* _GOAL_
Would it be possible to write out each entry below exactly, without the pictures?

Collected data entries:
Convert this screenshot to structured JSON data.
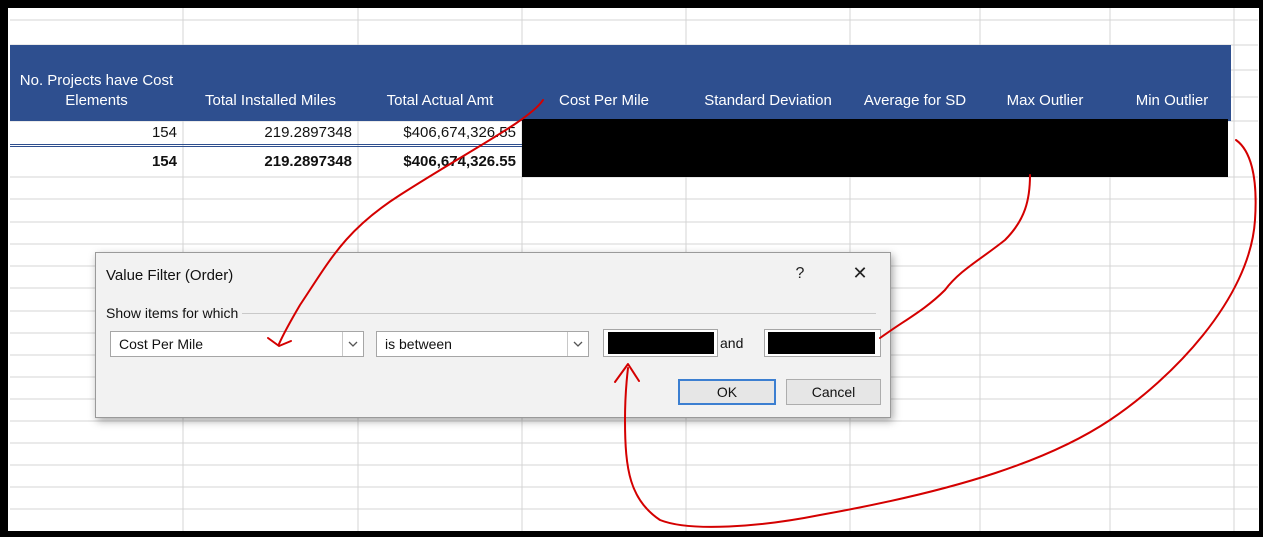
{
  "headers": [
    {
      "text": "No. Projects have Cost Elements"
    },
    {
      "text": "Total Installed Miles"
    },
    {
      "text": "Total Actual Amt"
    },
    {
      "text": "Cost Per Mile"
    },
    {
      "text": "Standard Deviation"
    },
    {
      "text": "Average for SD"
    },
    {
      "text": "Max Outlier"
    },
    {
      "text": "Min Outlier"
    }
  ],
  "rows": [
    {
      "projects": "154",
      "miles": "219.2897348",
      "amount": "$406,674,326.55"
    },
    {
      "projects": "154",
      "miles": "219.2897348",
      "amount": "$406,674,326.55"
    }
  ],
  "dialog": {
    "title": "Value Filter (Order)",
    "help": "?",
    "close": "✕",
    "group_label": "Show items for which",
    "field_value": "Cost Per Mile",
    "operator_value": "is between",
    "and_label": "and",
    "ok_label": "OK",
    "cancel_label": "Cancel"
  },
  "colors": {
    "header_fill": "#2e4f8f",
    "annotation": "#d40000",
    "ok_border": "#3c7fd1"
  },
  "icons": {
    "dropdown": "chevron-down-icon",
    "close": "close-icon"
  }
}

* _RESPONSE BELOW_
Convert this screenshot to structured JSON data.
{
  "headers": [
    {
      "text": "No. Projects have Cost Elements"
    },
    {
      "text": "Total Installed Miles"
    },
    {
      "text": "Total Actual Amt"
    },
    {
      "text": "Cost Per Mile"
    },
    {
      "text": "Standard Deviation"
    },
    {
      "text": "Average for SD"
    },
    {
      "text": "Max Outlier"
    },
    {
      "text": "Min Outlier"
    }
  ],
  "rows": [
    {
      "projects": "154",
      "miles": "219.2897348",
      "amount": "$406,674,326.55"
    },
    {
      "projects": "154",
      "miles": "219.2897348",
      "amount": "$406,674,326.55"
    }
  ],
  "dialog": {
    "title": "Value Filter (Order)",
    "help": "?",
    "close": "✕",
    "group_label": "Show items for which",
    "field_value": "Cost Per Mile",
    "operator_value": "is between",
    "and_label": "and",
    "ok_label": "OK",
    "cancel_label": "Cancel"
  },
  "colors": {
    "header_fill": "#2e4f8f",
    "annotation": "#d40000",
    "ok_border": "#3c7fd1"
  },
  "icons": {
    "dropdown": "chevron-down-icon",
    "close": "close-icon"
  }
}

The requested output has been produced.